## [WHAT YOU ARE ASKED TO DO]
Extract every line below that contains the word "Axis".

## [DATA FOR THIS EXERCISE]
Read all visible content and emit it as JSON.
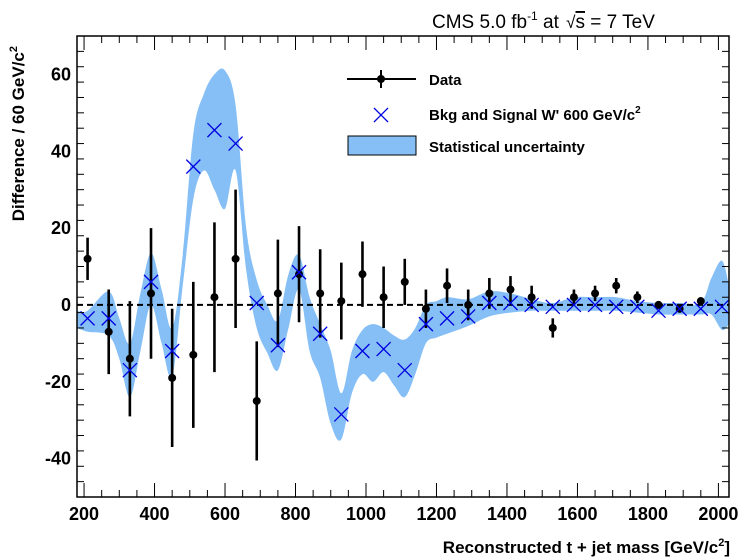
{
  "header": {
    "experiment": "CMS",
    "lumi_value": "5.0 fb",
    "lumi_exponent": "-1",
    "energy_prefix": "at",
    "sqrt_s": "s",
    "energy_value": "=  7 TeV"
  },
  "chart_data": {
    "type": "scatter",
    "xlabel": "Reconstructed t + jet mass [GeV/c",
    "xlabel_superscript": "2",
    "xlabel_suffix": "]",
    "ylabel": "Difference / 60 GeV/c",
    "ylabel_superscript": "2",
    "xlim": [
      180,
      2030
    ],
    "ylim": [
      -50,
      70
    ],
    "x_ticks": [
      200,
      400,
      600,
      800,
      1000,
      1200,
      1400,
      1600,
      1800,
      2000
    ],
    "y_ticks": [
      -40,
      -20,
      0,
      20,
      40,
      60
    ],
    "reference_line_y": 0,
    "legend": {
      "placement": "top-right",
      "data_label": "Data",
      "signal_label": "Bkg and Signal W' 600 GeV/c",
      "signal_label_superscript": "2",
      "band_label": "Statistical uncertainty"
    },
    "colors": {
      "band": "#85bff5",
      "signal": "#0000e0",
      "data": "#000000",
      "refline": "#000000"
    },
    "series": [
      {
        "name": "Data",
        "style": "points-errorbars",
        "x": [
          210,
          270,
          330,
          390,
          450,
          510,
          570,
          630,
          690,
          750,
          810,
          870,
          930,
          990,
          1050,
          1110,
          1170,
          1230,
          1290,
          1350,
          1410,
          1470,
          1530,
          1590,
          1650,
          1710,
          1770,
          1830,
          1890,
          1950
        ],
        "y": [
          12,
          -7,
          -14,
          3,
          -19,
          -13,
          2,
          12,
          -25,
          3,
          8,
          3,
          1,
          8,
          2,
          6,
          -1,
          5,
          0,
          3,
          4,
          2,
          -6,
          2,
          3,
          5,
          2,
          0,
          -1,
          1
        ],
        "yerr": [
          5.5,
          11,
          15,
          17,
          18,
          19,
          19.5,
          18,
          15.5,
          14,
          12.5,
          11.5,
          10,
          8.5,
          8,
          6,
          5,
          4.5,
          4,
          4,
          3.5,
          3,
          2.5,
          2,
          2,
          2,
          1.5,
          1,
          1,
          1
        ]
      },
      {
        "name": "Bkg and Signal W' 600 GeV/c2",
        "style": "cross-markers",
        "x": [
          210,
          270,
          330,
          390,
          450,
          510,
          570,
          630,
          690,
          750,
          810,
          870,
          930,
          990,
          1050,
          1110,
          1170,
          1230,
          1290,
          1350,
          1410,
          1470,
          1530,
          1590,
          1650,
          1710,
          1770,
          1830,
          1890,
          1950,
          2010
        ],
        "y": [
          -3.5,
          -3.5,
          -17,
          6,
          -12,
          36,
          45.5,
          42,
          0.5,
          -10.5,
          8.5,
          -7.5,
          -28.5,
          -12,
          -11.5,
          -17,
          -5,
          -3.5,
          -3,
          0.5,
          0.5,
          0,
          -0.5,
          0,
          0,
          -0.5,
          -0.5,
          -1.5,
          -1,
          -1,
          -0.5
        ]
      }
    ],
    "band": {
      "name": "Statistical uncertainty",
      "x": [
        180,
        210,
        270,
        300,
        330,
        360,
        390,
        420,
        450,
        480,
        510,
        540,
        570,
        600,
        630,
        660,
        690,
        720,
        750,
        780,
        810,
        840,
        870,
        900,
        930,
        960,
        990,
        1020,
        1050,
        1080,
        1110,
        1140,
        1170,
        1200,
        1230,
        1290,
        1350,
        1410,
        1470,
        1530,
        1590,
        1650,
        1710,
        1770,
        1830,
        1890,
        1950,
        1980,
        2010,
        2030
      ],
      "upper": [
        -1.5,
        -1.5,
        3.5,
        -3.5,
        -10,
        3,
        13.5,
        4,
        -6,
        13,
        44.5,
        55,
        60,
        61,
        52,
        20,
        6.5,
        0,
        -4,
        8,
        13,
        2,
        -5,
        -12,
        -23,
        -12,
        -6.5,
        -5,
        -6,
        -8,
        -9,
        -6,
        0,
        1,
        2,
        1.5,
        3.5,
        3,
        1.5,
        0.5,
        2,
        2,
        2,
        1,
        0.5,
        0.5,
        0.5,
        7,
        11.5,
        5
      ],
      "lower": [
        -6,
        -7,
        -8,
        -14,
        -24,
        -12,
        0,
        -10,
        -18.5,
        5,
        27.5,
        35,
        30,
        25,
        35,
        9,
        -6,
        -12.5,
        -17,
        -6,
        4,
        -12,
        -19,
        -31,
        -35,
        -23,
        -18,
        -20,
        -17.5,
        -21,
        -24,
        -18,
        -10,
        -8.5,
        -7.5,
        -5.5,
        -3,
        -2,
        -1.5,
        -1.5,
        -1.5,
        -1.5,
        -1.5,
        -2,
        -2.5,
        -2.5,
        -2.5,
        -2.5,
        -6.5,
        -5
      ]
    }
  }
}
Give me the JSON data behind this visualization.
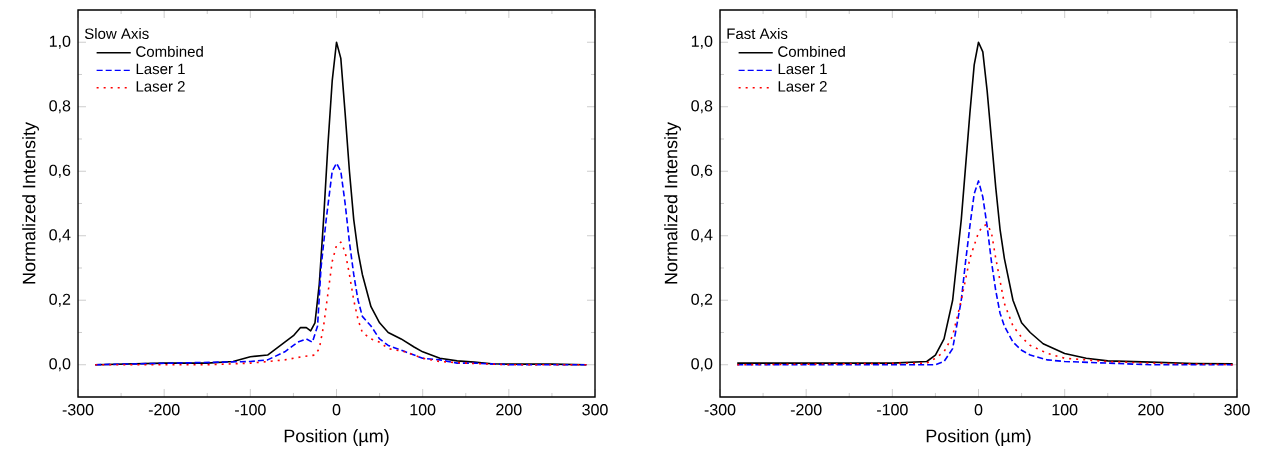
{
  "chart_data": [
    {
      "type": "line",
      "xlabel": "Position (µm)",
      "ylabel": "Normalized Intensity",
      "legend_title": "Slow Axis",
      "legend": "top left",
      "xlim": [
        -300,
        300
      ],
      "xticks": [
        -300,
        -200,
        -100,
        0,
        100,
        200,
        300
      ],
      "ylim": [
        -0.1,
        1.1
      ],
      "yticks": [
        {
          "value": 0,
          "label": "0,0"
        },
        {
          "value": 0.2,
          "label": "0,2"
        },
        {
          "value": 0.4,
          "label": "0,4"
        },
        {
          "value": 0.6,
          "label": "0,6"
        },
        {
          "value": 0.8,
          "label": "0,8"
        },
        {
          "value": 1.0,
          "label": "1,0"
        }
      ],
      "series": [
        {
          "name": "Combined",
          "color": "#000000",
          "line_style": "solid",
          "x": [
            -280,
            -200,
            -150,
            -120,
            -100,
            -80,
            -70,
            -60,
            -50,
            -42,
            -35,
            -30,
            -25,
            -20,
            -15,
            -10,
            -5,
            0,
            5,
            10,
            15,
            20,
            25,
            30,
            40,
            50,
            60,
            75,
            90,
            100,
            120,
            140,
            160,
            180,
            200,
            250,
            290
          ],
          "values": [
            0,
            0.005,
            0.005,
            0.01,
            0.025,
            0.03,
            0.05,
            0.07,
            0.09,
            0.115,
            0.115,
            0.105,
            0.13,
            0.25,
            0.45,
            0.68,
            0.88,
            1.0,
            0.95,
            0.78,
            0.6,
            0.45,
            0.35,
            0.28,
            0.18,
            0.13,
            0.1,
            0.08,
            0.055,
            0.04,
            0.02,
            0.012,
            0.008,
            0.003,
            0.002,
            0.002,
            0
          ]
        },
        {
          "name": "Laser 1",
          "color": "#0000ff",
          "line_style": "dashed",
          "x": [
            -280,
            -100,
            -80,
            -60,
            -45,
            -35,
            -28,
            -22,
            -18,
            -12,
            -5,
            0,
            5,
            10,
            15,
            20,
            25,
            30,
            40,
            50,
            60,
            80,
            100,
            120,
            140,
            160,
            200,
            290
          ],
          "values": [
            0,
            0.01,
            0.015,
            0.04,
            0.07,
            0.08,
            0.07,
            0.12,
            0.3,
            0.45,
            0.6,
            0.625,
            0.6,
            0.5,
            0.38,
            0.28,
            0.2,
            0.15,
            0.12,
            0.08,
            0.06,
            0.04,
            0.02,
            0.015,
            0.005,
            0.005,
            0,
            0
          ]
        },
        {
          "name": "Laser 2",
          "color": "#ff0000",
          "line_style": "dotted",
          "x": [
            -280,
            -150,
            -100,
            -80,
            -60,
            -40,
            -25,
            -20,
            -15,
            -10,
            -5,
            0,
            5,
            10,
            15,
            20,
            25,
            30,
            40,
            50,
            60,
            80,
            100,
            120,
            150,
            200,
            290
          ],
          "values": [
            0,
            0,
            0.005,
            0.01,
            0.015,
            0.025,
            0.03,
            0.05,
            0.12,
            0.22,
            0.32,
            0.37,
            0.38,
            0.35,
            0.28,
            0.2,
            0.14,
            0.1,
            0.08,
            0.07,
            0.05,
            0.04,
            0.02,
            0.01,
            0.005,
            0,
            0
          ]
        }
      ]
    },
    {
      "type": "line",
      "xlabel": "Position (µm)",
      "ylabel": "Normalized Intensity",
      "legend_title": "Fast Axis",
      "legend": "top left",
      "xlim": [
        -300,
        300
      ],
      "xticks": [
        -300,
        -200,
        -100,
        0,
        100,
        200,
        300
      ],
      "ylim": [
        -0.1,
        1.1
      ],
      "yticks": [
        {
          "value": 0,
          "label": "0,0"
        },
        {
          "value": 0.2,
          "label": "0,2"
        },
        {
          "value": 0.4,
          "label": "0,4"
        },
        {
          "value": 0.6,
          "label": "0,6"
        },
        {
          "value": 0.8,
          "label": "0,8"
        },
        {
          "value": 1.0,
          "label": "1,0"
        }
      ],
      "series": [
        {
          "name": "Combined",
          "color": "#000000",
          "line_style": "solid",
          "x": [
            -280,
            -100,
            -60,
            -50,
            -40,
            -30,
            -20,
            -10,
            -5,
            0,
            5,
            10,
            15,
            20,
            25,
            30,
            40,
            50,
            60,
            75,
            100,
            125,
            150,
            200,
            250,
            295
          ],
          "values": [
            0.005,
            0.005,
            0.01,
            0.03,
            0.08,
            0.2,
            0.45,
            0.78,
            0.93,
            1.0,
            0.97,
            0.85,
            0.7,
            0.55,
            0.42,
            0.33,
            0.2,
            0.13,
            0.1,
            0.065,
            0.035,
            0.02,
            0.012,
            0.008,
            0.004,
            0.003
          ]
        },
        {
          "name": "Laser 1",
          "color": "#0000ff",
          "line_style": "dashed",
          "x": [
            -280,
            -50,
            -40,
            -30,
            -20,
            -15,
            -10,
            -5,
            0,
            5,
            10,
            15,
            20,
            25,
            30,
            40,
            50,
            60,
            80,
            100,
            150,
            200,
            295
          ],
          "values": [
            0,
            0,
            0.01,
            0.05,
            0.2,
            0.32,
            0.43,
            0.53,
            0.57,
            0.52,
            0.43,
            0.32,
            0.23,
            0.16,
            0.12,
            0.07,
            0.045,
            0.03,
            0.015,
            0.01,
            0.005,
            0,
            0
          ]
        },
        {
          "name": "Laser 2",
          "color": "#ff0000",
          "line_style": "dotted",
          "x": [
            -280,
            -60,
            -50,
            -40,
            -30,
            -20,
            -10,
            0,
            5,
            10,
            15,
            20,
            25,
            30,
            40,
            50,
            60,
            80,
            100,
            150,
            200,
            295
          ],
          "values": [
            0,
            0.005,
            0.02,
            0.04,
            0.09,
            0.2,
            0.33,
            0.41,
            0.43,
            0.435,
            0.41,
            0.33,
            0.26,
            0.19,
            0.12,
            0.085,
            0.06,
            0.035,
            0.02,
            0.01,
            0.005,
            0
          ]
        }
      ]
    }
  ]
}
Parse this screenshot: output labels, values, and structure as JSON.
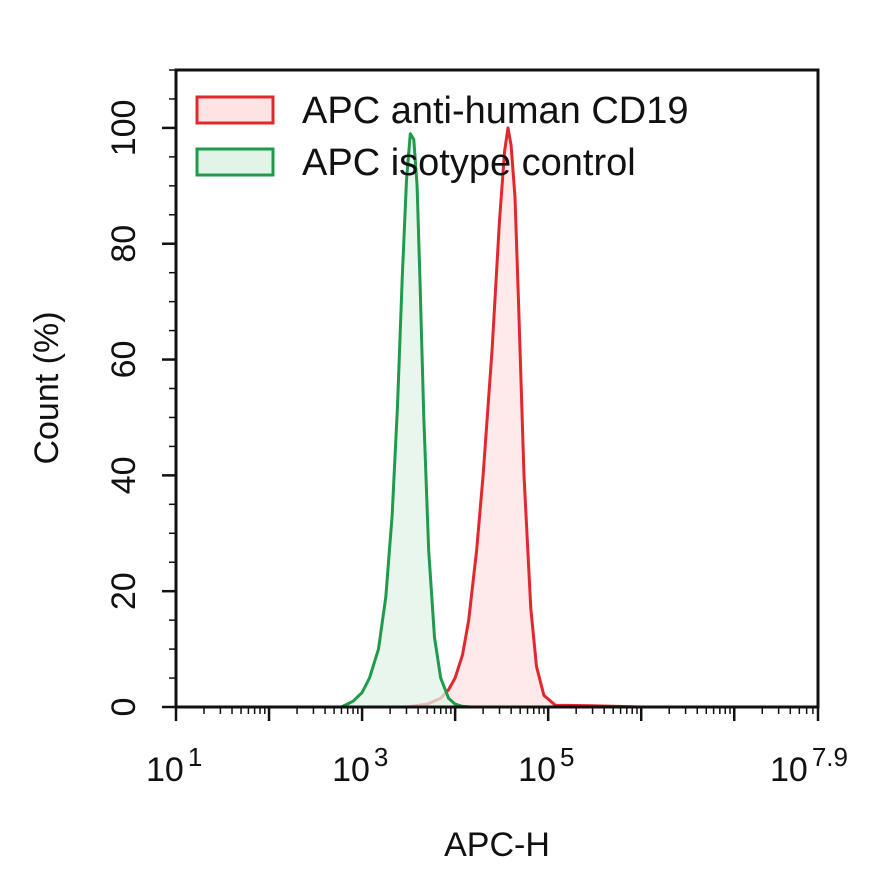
{
  "chart_data": {
    "type": "area",
    "xlabel": "APC-H",
    "ylabel": "Count  (%)",
    "x_scale": "log",
    "xlim": [
      10,
      79432823
    ],
    "ylim": [
      0,
      110
    ],
    "y_ticks": [
      {
        "value": 0,
        "label": "0"
      },
      {
        "value": 20,
        "label": "20"
      },
      {
        "value": 40,
        "label": "40"
      },
      {
        "value": 60,
        "label": "60"
      },
      {
        "value": 80,
        "label": "80"
      },
      {
        "value": 100,
        "label": "100"
      }
    ],
    "x_ticks": [
      {
        "value": 10,
        "base": "10",
        "exp": "1"
      },
      {
        "value": 1000,
        "base": "10",
        "exp": "3"
      },
      {
        "value": 100000,
        "base": "10",
        "exp": "5"
      },
      {
        "value": 79432823,
        "base": "10",
        "exp": "7.9"
      }
    ],
    "legend": "top-left",
    "grid": false,
    "series": [
      {
        "name": "APC anti-human CD19",
        "color": "#e0282e",
        "fill": "#fde3e3",
        "x": [
          3000,
          5000,
          7000,
          8500,
          10000,
          12000,
          14000,
          17000,
          20000,
          25000,
          30000,
          34000,
          37000,
          40000,
          44000,
          48000,
          55000,
          65000,
          75000,
          90000,
          120000,
          300000,
          1000000
        ],
        "y": [
          0,
          0.5,
          1.5,
          3,
          5,
          9,
          15,
          27,
          40,
          62,
          84,
          96,
          100,
          97,
          88,
          70,
          40,
          17,
          7,
          2,
          0.3,
          0.2,
          0
        ]
      },
      {
        "name": "APC isotype control",
        "color": "#1f9b4b",
        "fill": "#e2f3e7",
        "x": [
          600,
          800,
          1000,
          1200,
          1500,
          1800,
          2100,
          2400,
          2700,
          3000,
          3300,
          3600,
          3900,
          4200,
          4600,
          5200,
          6000,
          7000,
          8500,
          10000,
          12000,
          15000
        ],
        "y": [
          0,
          1,
          2.5,
          5,
          10,
          19,
          33,
          52,
          74,
          91,
          99,
          98,
          90,
          73,
          50,
          27,
          12,
          5,
          1.5,
          0.5,
          0.1,
          0
        ]
      }
    ]
  }
}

## [CORRECT OUTPUT]
      "legend_title": "Slow Axis",
      "legend_title": "Fast Axis",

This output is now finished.